What is asked: Search the material below for the word "JSON". Copy every line that has it.

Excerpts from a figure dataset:
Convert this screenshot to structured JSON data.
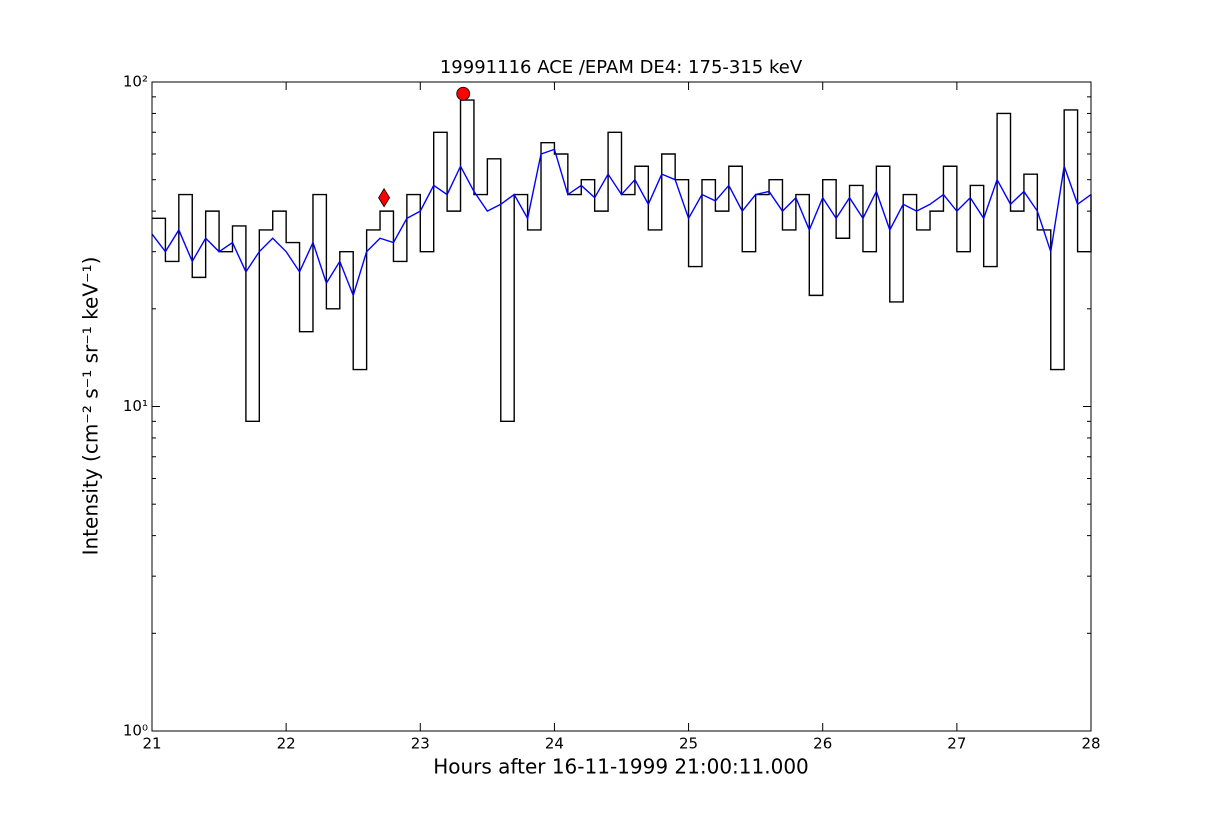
{
  "chart_data": {
    "type": "line",
    "title": "19991116 ACE /EPAM DE4: 175-315 keV",
    "xlabel": "Hours after 16-11-1999 21:00:11.000",
    "ylabel": "Intensity (cm⁻² s⁻¹ sr⁻¹ keV⁻¹)",
    "log_y": true,
    "xlim": [
      21,
      28
    ],
    "xticks": [
      21,
      22,
      23,
      24,
      25,
      26,
      27,
      28
    ],
    "ylim": [
      1,
      100
    ],
    "yticks": [
      {
        "value": 1,
        "label": "10⁰"
      },
      {
        "value": 10,
        "label": "10¹"
      },
      {
        "value": 100,
        "label": "10²"
      }
    ],
    "yminorticks": [
      2,
      3,
      4,
      5,
      6,
      7,
      8,
      9,
      20,
      30,
      40,
      50,
      60,
      70,
      80,
      90
    ],
    "x": [
      21.0,
      21.1,
      21.2,
      21.3,
      21.4,
      21.5,
      21.6,
      21.7,
      21.8,
      21.9,
      22.0,
      22.1,
      22.2,
      22.3,
      22.4,
      22.5,
      22.6,
      22.7,
      22.8,
      22.9,
      23.0,
      23.1,
      23.2,
      23.3,
      23.4,
      23.5,
      23.6,
      23.7,
      23.8,
      23.9,
      24.0,
      24.1,
      24.2,
      24.3,
      24.4,
      24.5,
      24.6,
      24.7,
      24.8,
      24.9,
      25.0,
      25.1,
      25.2,
      25.3,
      25.4,
      25.5,
      25.6,
      25.7,
      25.8,
      25.9,
      26.0,
      26.1,
      26.2,
      26.3,
      26.4,
      26.5,
      26.6,
      26.7,
      26.8,
      26.9,
      27.0,
      27.1,
      27.2,
      27.3,
      27.4,
      27.5,
      27.6,
      27.7,
      27.8,
      27.9,
      28.0
    ],
    "series": [
      {
        "color": "#000000",
        "drawstyle": "steps",
        "values": [
          38,
          28,
          45,
          25,
          40,
          30,
          36,
          9,
          35,
          40,
          32,
          17,
          45,
          20,
          30,
          13,
          35,
          40,
          28,
          45,
          30,
          70,
          40,
          88,
          45,
          58,
          9,
          45,
          35,
          65,
          60,
          45,
          50,
          40,
          70,
          45,
          55,
          35,
          60,
          50,
          27,
          50,
          40,
          55,
          30,
          45,
          50,
          35,
          45,
          22,
          50,
          33,
          48,
          30,
          55,
          21,
          45,
          35,
          40,
          55,
          30,
          48,
          27,
          80,
          40,
          52,
          35,
          13,
          82,
          30,
          45
        ]
      },
      {
        "color": "#0000ff",
        "drawstyle": "line",
        "values": [
          34,
          30,
          35,
          28,
          33,
          30,
          32,
          26,
          30,
          33,
          30,
          26,
          32,
          24,
          28,
          22,
          30,
          33,
          32,
          38,
          40,
          48,
          45,
          55,
          46,
          40,
          42,
          45,
          38,
          60,
          62,
          45,
          48,
          44,
          52,
          45,
          50,
          42,
          52,
          50,
          38,
          45,
          43,
          48,
          40,
          45,
          46,
          40,
          44,
          35,
          44,
          38,
          44,
          38,
          46,
          35,
          42,
          40,
          42,
          45,
          40,
          44,
          38,
          50,
          42,
          46,
          40,
          30,
          55,
          42,
          45
        ]
      }
    ],
    "points": [
      {
        "x": 23.32,
        "y": 92,
        "color": "#ff0000",
        "shape": "circle"
      },
      {
        "x": 22.73,
        "y": 44,
        "color": "#ff0000",
        "shape": "diamond"
      }
    ]
  }
}
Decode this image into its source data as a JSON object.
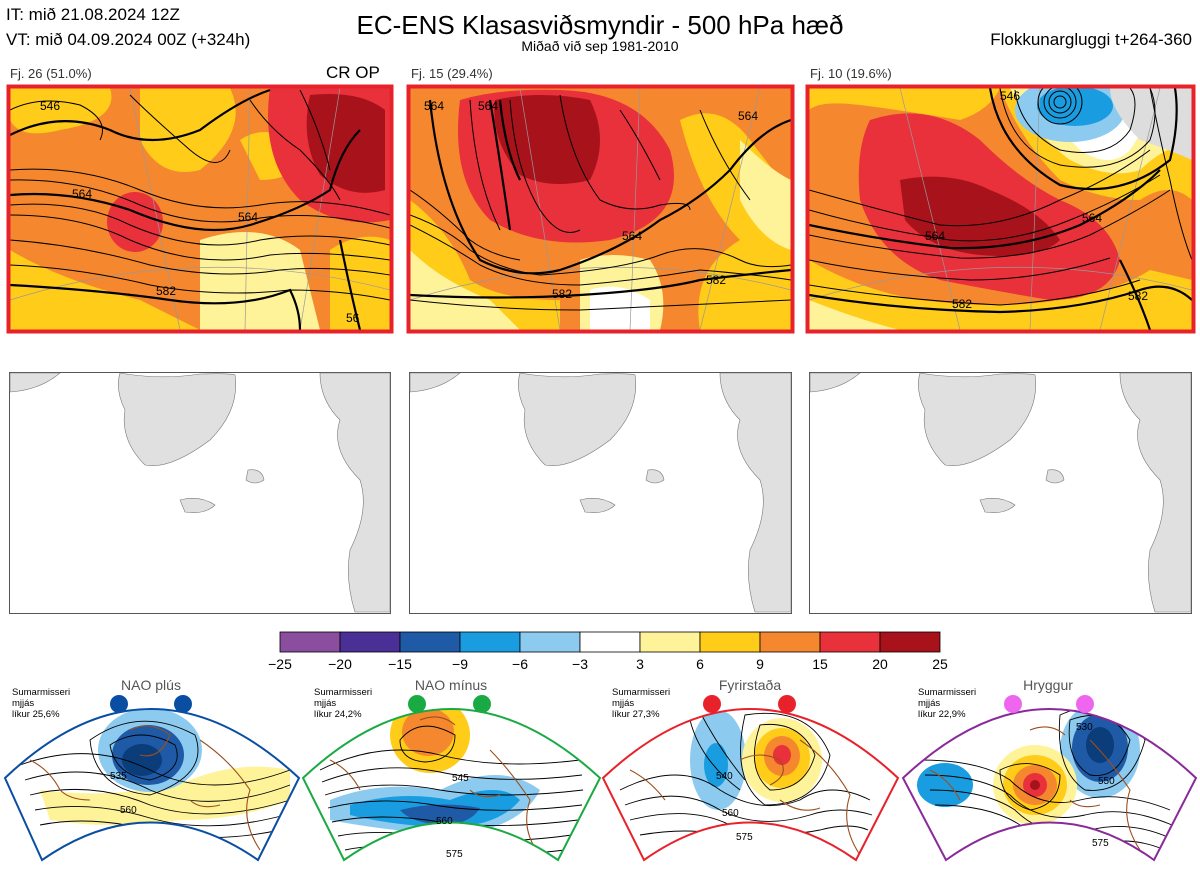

Result of the task:
Convert this screenshot to structured JSON data.
Decode this image into its source data as a JSON object.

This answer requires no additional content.